** begin SUPPLIED ENTRIES **

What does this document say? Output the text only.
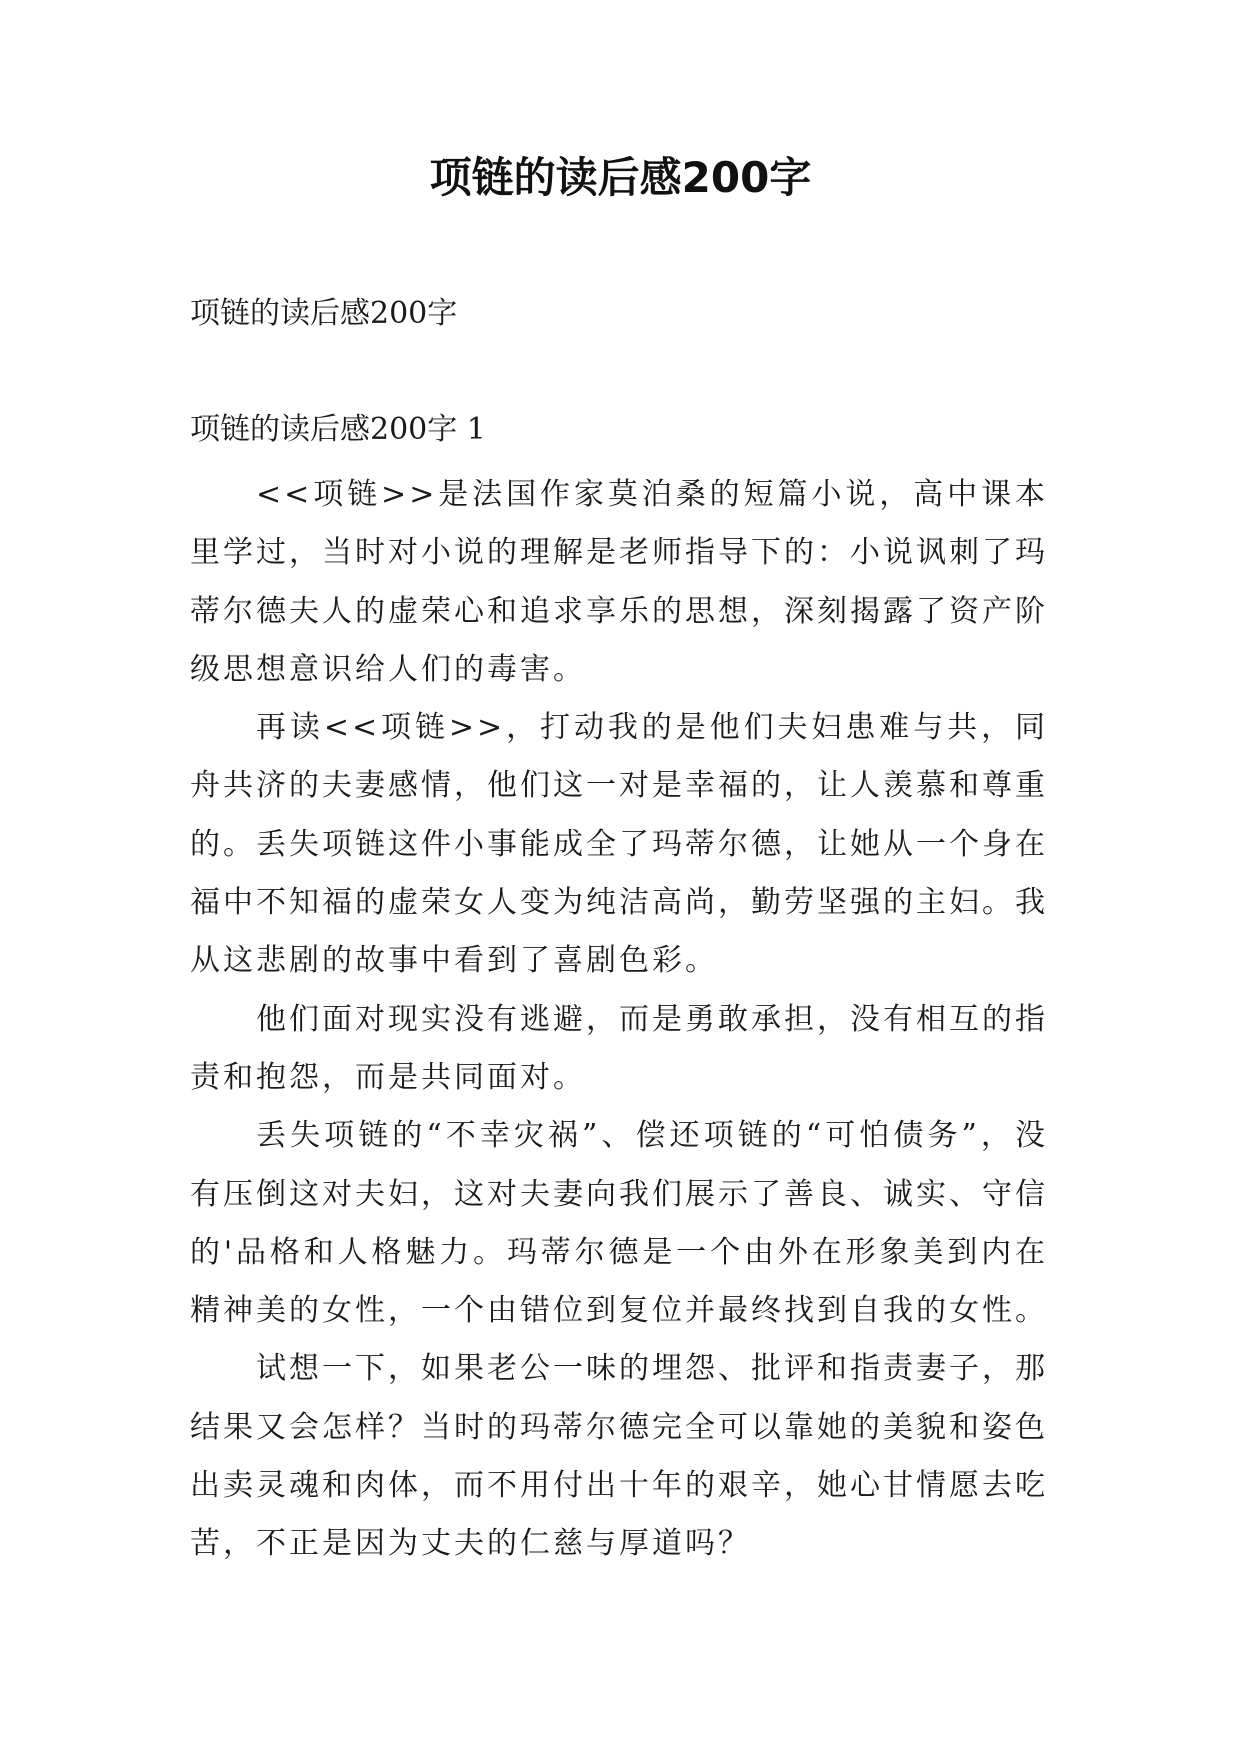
项链的读后感200字
项链的读后感200字
项链的读后感200字 1

<<项链>>是法国作家莫泊桑的短篇小说，高中课本里学过，当时对小说的理解是老师指导下的：小说讽刺了玛蒂尔德夫人的虚荣心和追求享乐的思想，深刻揭露了资产阶级思想意识给人们的毒害。

再读<<项链>>，打动我的是他们夫妇患难与共，同舟共济的夫妻感情，他们这一对是幸福的，让人羡慕和尊重的。丢失项链这件小事能成全了玛蒂尔德，让她从一个身在福中不知福的虚荣女人变为纯洁高尚，勤劳坚强的主妇。我从这悲剧的故事中看到了喜剧色彩。

他们面对现实没有逃避，而是勇敢承担，没有相互的指责和抱怨，而是共同面对。

丢失项链的“不幸灾祸”、偿还项链的“可怕债务”，没有压倒这对夫妇，这对夫妻向我们展示了善良、诚实、守信的'品格和人格魅力。玛蒂尔德是一个由外在形象美到内在精神美的女性，一个由错位到复位并最终找到自我的女性。

试想一下，如果老公一味的埋怨、批评和指责妻子，那结果又会怎样？当时的玛蒂尔德完全可以靠她的美貌和姿色出卖灵魂和肉体，而不用付出十年的艰辛，她心甘情愿去吃苦，不正是因为丈夫的仁慈与厚道吗？
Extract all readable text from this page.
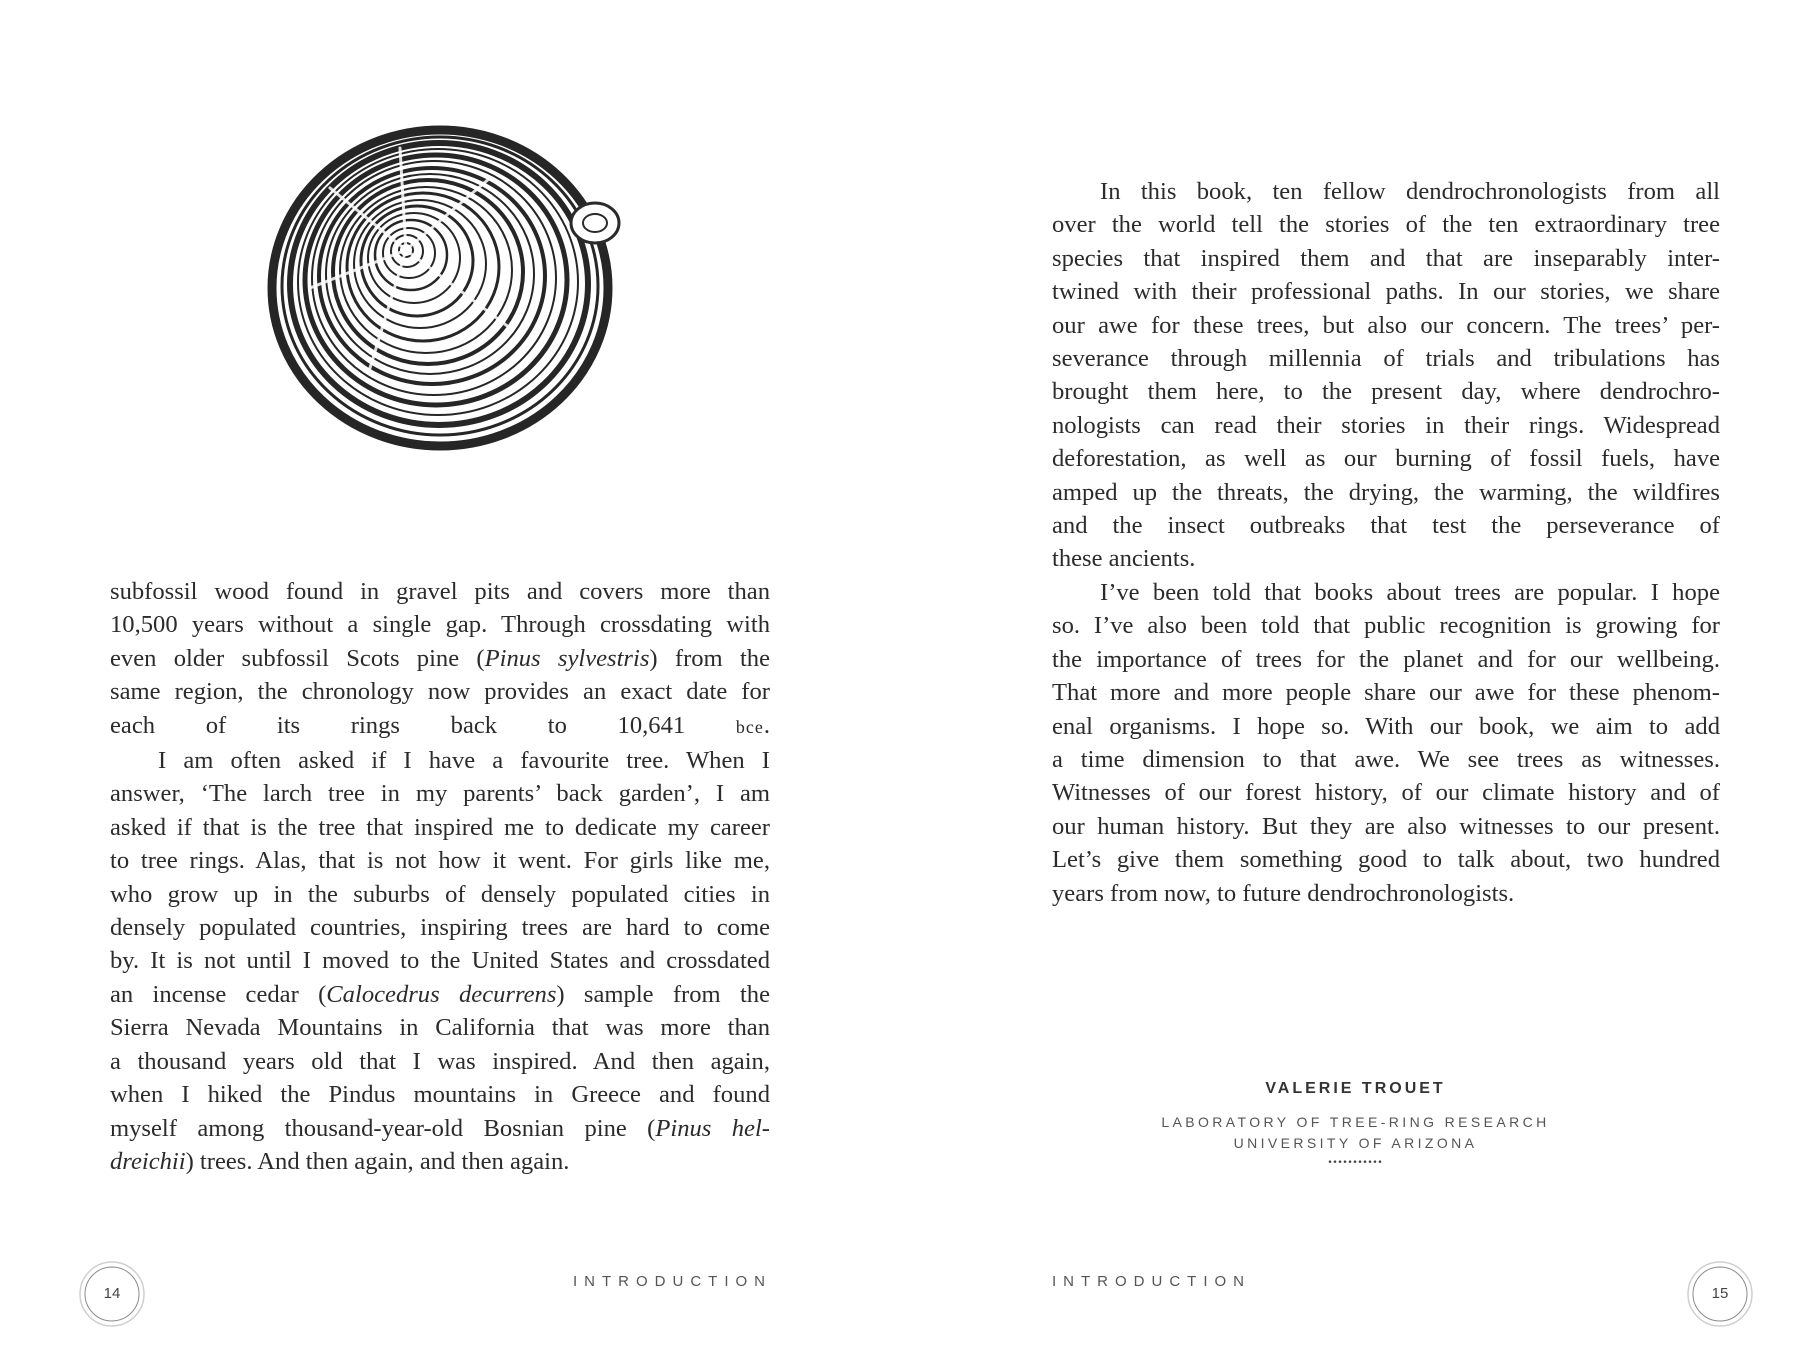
subfossil wood found in gravel pits and covers more than
10,500 years without a single gap. Through crossdating with
even older subfossil Scots pine (Pinus sylvestris) from the
same region, the chronology now provides an exact date for
each of its rings back to 10,641 bce.
I am often asked if I have a favourite tree. When I
answer, ‘The larch tree in my parents’ back garden’, I am
asked if that is the tree that inspired me to dedicate my career
to tree rings. Alas, that is not how it went. For girls like me,
who grow up in the suburbs of densely populated cities in
densely populated countries, inspiring trees are hard to come
by. It is not until I moved to the United States and crossdated
an incense cedar (Calocedrus decurrens) sample from the
Sierra Nevada Mountains in California that was more than
a thousand years old that I was inspired. And then again,
when I hiked the Pindus mountains in Greece and found
myself among thousand-year-old Bosnian pine (Pinus hel-
dreichii) trees. And then again, and then again.
14
INTRODUCTION
In this book, ten fellow dendrochronologists from all
over the world tell the stories of the ten extraordinary tree
species that inspired them and that are inseparably inter-
twined with their professional paths. In our stories, we share
our awe for these trees, but also our concern. The trees’ per-
severance through millennia of trials and tribulations has
brought them here, to the present day, where dendrochro-
nologists can read their stories in their rings. Widespread
deforestation, as well as our burning of fossil fuels, have
amped up the threats, the drying, the warming, the wildfires
and the insect outbreaks that test the perseverance of
these ancients.
I’ve been told that books about trees are popular. I hope
so. I’ve also been told that public recognition is growing for
the importance of trees for the planet and for our wellbeing.
That more and more people share our awe for these phenom-
enal organisms. I hope so. With our book, we aim to add
a time dimension to that awe. We see trees as witnesses.
Witnesses of our forest history, of our climate history and of
our human history. But they are also witnesses to our present.
Let’s give them something good to talk about, two hundred
years from now, to future dendrochronologists.
VALERIE TROUET
LABORATORY OF TREE-RING RESEARCH
UNIVERSITY OF ARIZONA
...........
INTRODUCTION
15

** end SUPPLIED ENTRIES **

**TASK TO COMPLETE**
Of the lines in this listing, how many contain "back"? Reply with the number and nothing more.

**THE RESULT**
2